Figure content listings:
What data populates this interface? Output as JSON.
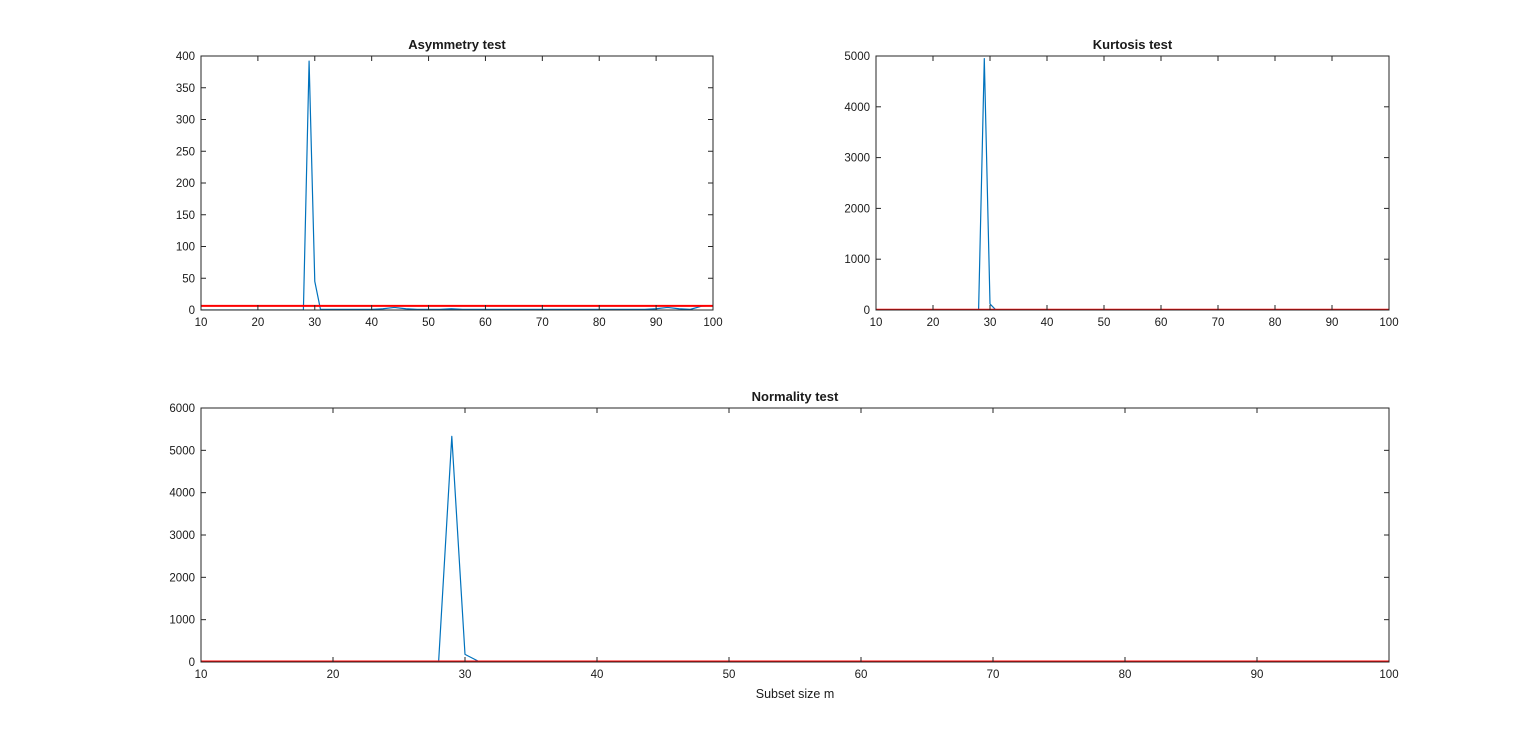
{
  "colors": {
    "series_blue": "#0072BD",
    "threshold_red": "#FF0000",
    "axes": "#262626",
    "background": "#FFFFFF"
  },
  "chart_data": [
    {
      "id": "asymmetry",
      "type": "line",
      "title": "Asymmetry test",
      "xlabel": "",
      "ylabel": "",
      "xlim": [
        10,
        100
      ],
      "ylim": [
        0,
        400
      ],
      "xticks": [
        10,
        20,
        30,
        40,
        50,
        60,
        70,
        80,
        90,
        100
      ],
      "yticks": [
        0,
        50,
        100,
        150,
        200,
        250,
        300,
        350,
        400
      ],
      "grid": false,
      "series": [
        {
          "color": "#0072BD",
          "x": [
            10,
            12,
            14,
            16,
            18,
            20,
            22,
            24,
            26,
            27,
            28,
            29,
            30,
            31,
            32,
            34,
            36,
            38,
            40,
            42,
            44,
            45,
            46,
            48,
            50,
            52,
            54,
            56,
            58,
            60,
            62,
            64,
            66,
            68,
            70,
            72,
            74,
            76,
            78,
            80,
            82,
            84,
            86,
            88,
            90,
            92,
            94,
            96,
            98,
            100
          ],
          "y": [
            0,
            0,
            0,
            0,
            0,
            0,
            0,
            0,
            0,
            0,
            0,
            392,
            45,
            1,
            1,
            1,
            1,
            1,
            1,
            2,
            4,
            3,
            2,
            1,
            1,
            1,
            2,
            1,
            1,
            1,
            1,
            1,
            1,
            1,
            1,
            1,
            1,
            1,
            1,
            1,
            1,
            1,
            1,
            1,
            2,
            4,
            2,
            1,
            6,
            7
          ]
        },
        {
          "color": "#FF0000",
          "x": [
            10,
            100
          ],
          "y": [
            6.5,
            6.5
          ]
        }
      ]
    },
    {
      "id": "kurtosis",
      "type": "line",
      "title": "Kurtosis test",
      "xlabel": "",
      "ylabel": "",
      "xlim": [
        10,
        100
      ],
      "ylim": [
        0,
        5000
      ],
      "xticks": [
        10,
        20,
        30,
        40,
        50,
        60,
        70,
        80,
        90,
        100
      ],
      "yticks": [
        0,
        1000,
        2000,
        3000,
        4000,
        5000
      ],
      "grid": false,
      "series": [
        {
          "color": "#0072BD",
          "x": [
            10,
            12,
            14,
            16,
            18,
            20,
            22,
            24,
            26,
            27,
            28,
            29,
            30,
            31,
            32,
            34,
            36,
            38,
            40,
            45,
            50,
            55,
            60,
            65,
            70,
            75,
            80,
            85,
            90,
            95,
            100
          ],
          "y": [
            0,
            0,
            0,
            0,
            0,
            0,
            0,
            0,
            0,
            0,
            0,
            4950,
            120,
            5,
            3,
            2,
            2,
            2,
            2,
            3,
            2,
            2,
            2,
            2,
            2,
            2,
            2,
            2,
            2,
            2,
            2
          ]
        },
        {
          "color": "#FF0000",
          "x": [
            10,
            100
          ],
          "y": [
            6,
            6
          ]
        }
      ]
    },
    {
      "id": "normality",
      "type": "line",
      "title": "Normality test",
      "xlabel": "Subset size m",
      "ylabel": "",
      "xlim": [
        10,
        100
      ],
      "ylim": [
        0,
        6000
      ],
      "xticks": [
        10,
        20,
        30,
        40,
        50,
        60,
        70,
        80,
        90,
        100
      ],
      "yticks": [
        0,
        1000,
        2000,
        3000,
        4000,
        5000,
        6000
      ],
      "grid": false,
      "series": [
        {
          "color": "#0072BD",
          "x": [
            10,
            12,
            14,
            16,
            18,
            20,
            22,
            24,
            26,
            27,
            28,
            29,
            30,
            31,
            32,
            34,
            36,
            38,
            40,
            45,
            50,
            55,
            60,
            65,
            70,
            75,
            80,
            85,
            90,
            95,
            100
          ],
          "y": [
            0,
            0,
            0,
            0,
            0,
            0,
            0,
            0,
            0,
            0,
            0,
            5330,
            180,
            20,
            8,
            6,
            6,
            5,
            5,
            5,
            5,
            5,
            5,
            5,
            5,
            5,
            5,
            5,
            5,
            5,
            5
          ]
        },
        {
          "color": "#FF0000",
          "x": [
            10,
            100
          ],
          "y": [
            12,
            12
          ]
        }
      ]
    }
  ]
}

WORK TO COMPLETE: Leave out the pictures and print every line of the data exactly.

WRITTEN ANSWER:
What data populates this interface? Output as JSON.
{
  "colors": {
    "series_blue": "#0072BD",
    "threshold_red": "#FF0000",
    "axes": "#262626",
    "background": "#FFFFFF"
  },
  "chart_data": [
    {
      "id": "asymmetry",
      "type": "line",
      "title": "Asymmetry test",
      "xlabel": "",
      "ylabel": "",
      "xlim": [
        10,
        100
      ],
      "ylim": [
        0,
        400
      ],
      "xticks": [
        10,
        20,
        30,
        40,
        50,
        60,
        70,
        80,
        90,
        100
      ],
      "yticks": [
        0,
        50,
        100,
        150,
        200,
        250,
        300,
        350,
        400
      ],
      "grid": false,
      "series": [
        {
          "color": "#0072BD",
          "x": [
            10,
            12,
            14,
            16,
            18,
            20,
            22,
            24,
            26,
            27,
            28,
            29,
            30,
            31,
            32,
            34,
            36,
            38,
            40,
            42,
            44,
            45,
            46,
            48,
            50,
            52,
            54,
            56,
            58,
            60,
            62,
            64,
            66,
            68,
            70,
            72,
            74,
            76,
            78,
            80,
            82,
            84,
            86,
            88,
            90,
            92,
            94,
            96,
            98,
            100
          ],
          "y": [
            0,
            0,
            0,
            0,
            0,
            0,
            0,
            0,
            0,
            0,
            0,
            392,
            45,
            1,
            1,
            1,
            1,
            1,
            1,
            2,
            4,
            3,
            2,
            1,
            1,
            1,
            2,
            1,
            1,
            1,
            1,
            1,
            1,
            1,
            1,
            1,
            1,
            1,
            1,
            1,
            1,
            1,
            1,
            1,
            2,
            4,
            2,
            1,
            6,
            7
          ]
        },
        {
          "color": "#FF0000",
          "x": [
            10,
            100
          ],
          "y": [
            6.5,
            6.5
          ]
        }
      ]
    },
    {
      "id": "kurtosis",
      "type": "line",
      "title": "Kurtosis test",
      "xlabel": "",
      "ylabel": "",
      "xlim": [
        10,
        100
      ],
      "ylim": [
        0,
        5000
      ],
      "xticks": [
        10,
        20,
        30,
        40,
        50,
        60,
        70,
        80,
        90,
        100
      ],
      "yticks": [
        0,
        1000,
        2000,
        3000,
        4000,
        5000
      ],
      "grid": false,
      "series": [
        {
          "color": "#0072BD",
          "x": [
            10,
            12,
            14,
            16,
            18,
            20,
            22,
            24,
            26,
            27,
            28,
            29,
            30,
            31,
            32,
            34,
            36,
            38,
            40,
            45,
            50,
            55,
            60,
            65,
            70,
            75,
            80,
            85,
            90,
            95,
            100
          ],
          "y": [
            0,
            0,
            0,
            0,
            0,
            0,
            0,
            0,
            0,
            0,
            0,
            4950,
            120,
            5,
            3,
            2,
            2,
            2,
            2,
            3,
            2,
            2,
            2,
            2,
            2,
            2,
            2,
            2,
            2,
            2,
            2
          ]
        },
        {
          "color": "#FF0000",
          "x": [
            10,
            100
          ],
          "y": [
            6,
            6
          ]
        }
      ]
    },
    {
      "id": "normality",
      "type": "line",
      "title": "Normality test",
      "xlabel": "Subset size m",
      "ylabel": "",
      "xlim": [
        10,
        100
      ],
      "ylim": [
        0,
        6000
      ],
      "xticks": [
        10,
        20,
        30,
        40,
        50,
        60,
        70,
        80,
        90,
        100
      ],
      "yticks": [
        0,
        1000,
        2000,
        3000,
        4000,
        5000,
        6000
      ],
      "grid": false,
      "series": [
        {
          "color": "#0072BD",
          "x": [
            10,
            12,
            14,
            16,
            18,
            20,
            22,
            24,
            26,
            27,
            28,
            29,
            30,
            31,
            32,
            34,
            36,
            38,
            40,
            45,
            50,
            55,
            60,
            65,
            70,
            75,
            80,
            85,
            90,
            95,
            100
          ],
          "y": [
            0,
            0,
            0,
            0,
            0,
            0,
            0,
            0,
            0,
            0,
            0,
            5330,
            180,
            20,
            8,
            6,
            6,
            5,
            5,
            5,
            5,
            5,
            5,
            5,
            5,
            5,
            5,
            5,
            5,
            5,
            5
          ]
        },
        {
          "color": "#FF0000",
          "x": [
            10,
            100
          ],
          "y": [
            12,
            12
          ]
        }
      ]
    }
  ]
}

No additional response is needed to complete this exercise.